### WHAT NEEDS TO BE DONE
Spot each line that carries the word "transwarp"; copy those lines.

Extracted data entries
◇ ◇ ◇ ◇ ◇

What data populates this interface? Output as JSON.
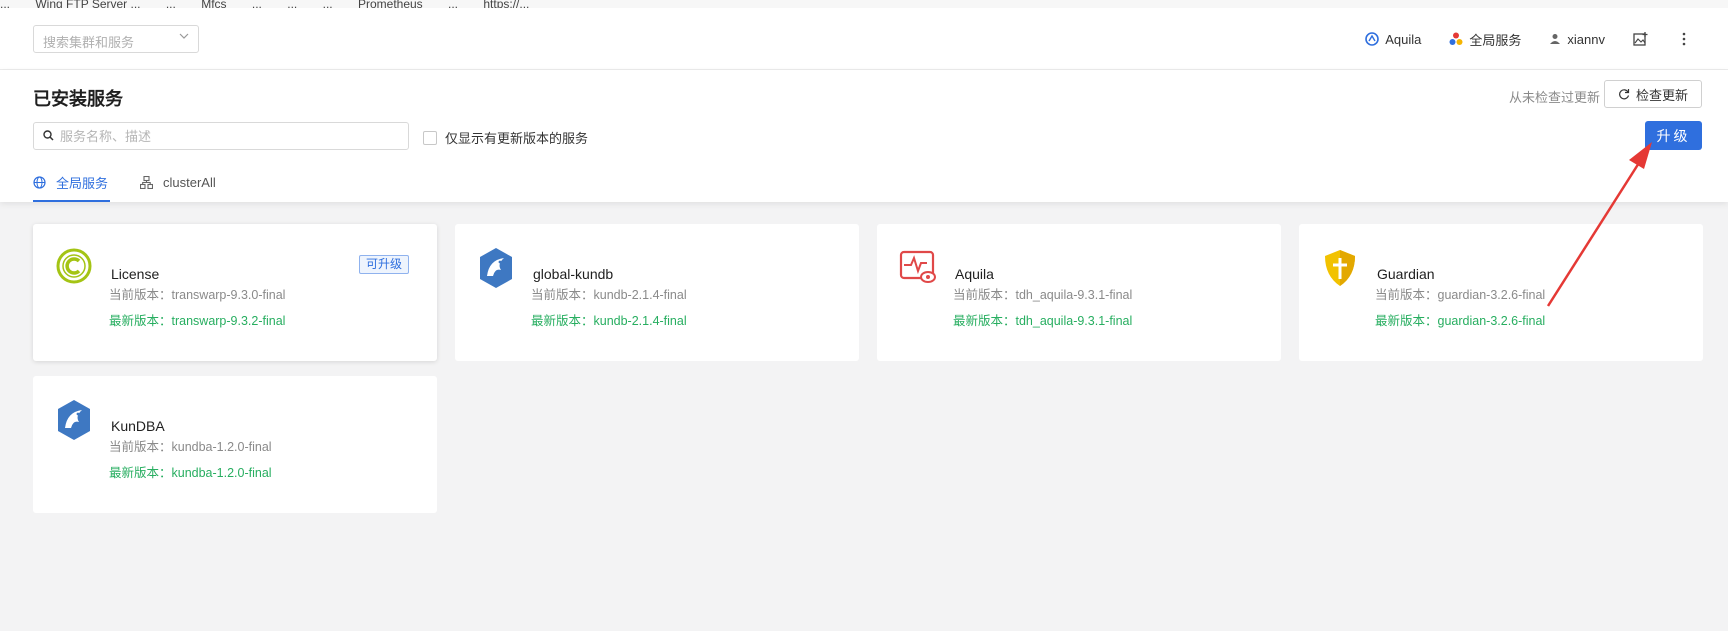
{
  "bookmarks": [
    "...",
    "Wing FTP Server ...",
    "...",
    "Mfcs",
    "...",
    "...",
    "...",
    "Prometheus",
    "...",
    "https://..."
  ],
  "topbar": {
    "cluster_placeholder": "搜索集群和服务",
    "items": [
      {
        "label": "Aquila",
        "icon": "aquila-icon"
      },
      {
        "label": "全局服务",
        "icon": "global-services-icon"
      },
      {
        "label": "xiannv",
        "icon": "user-icon"
      }
    ]
  },
  "header": {
    "title": "已安装服务",
    "last_check": "从未检查过更新",
    "check_update_label": "检查更新",
    "search_placeholder": "服务名称、描述",
    "only_update_label": "仅显示有更新版本的服务",
    "upgrade_label": "升级",
    "tabs": [
      {
        "label": "全局服务",
        "icon": "globe-icon",
        "active": true
      },
      {
        "label": "clusterAll",
        "icon": "cluster-icon",
        "active": false
      }
    ]
  },
  "services": [
    {
      "name": "License",
      "current": "当前版本：transwarp-9.3.0-final",
      "latest": "最新版本：transwarp-9.3.2-final",
      "badge": "可升级",
      "icon": "license-icon"
    },
    {
      "name": "global-kundb",
      "current": "当前版本：kundb-2.1.4-final",
      "latest": "最新版本：kundb-2.1.4-final",
      "badge": "",
      "icon": "kundb-icon"
    },
    {
      "name": "Aquila",
      "current": "当前版本：tdh_aquila-9.3.1-final",
      "latest": "最新版本：tdh_aquila-9.3.1-final",
      "badge": "",
      "icon": "aquila-monitor-icon"
    },
    {
      "name": "Guardian",
      "current": "当前版本：guardian-3.2.6-final",
      "latest": "最新版本：guardian-3.2.6-final",
      "badge": "",
      "icon": "guardian-shield-icon"
    },
    {
      "name": "KunDBA",
      "current": "当前版本：kundba-1.2.0-final",
      "latest": "最新版本：kundba-1.2.0-final",
      "badge": "",
      "icon": "kundba-icon"
    }
  ],
  "colors": {
    "primary": "#2f6fde",
    "latest_green": "#27ae60",
    "annotation_red": "#e53935"
  }
}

◇ ◇ ◇ ◇ ◇

### FINAL RESULT
      "current": "当前版本：transwarp-9.3.0-final",
      "latest": "最新版本：transwarp-9.3.2-final",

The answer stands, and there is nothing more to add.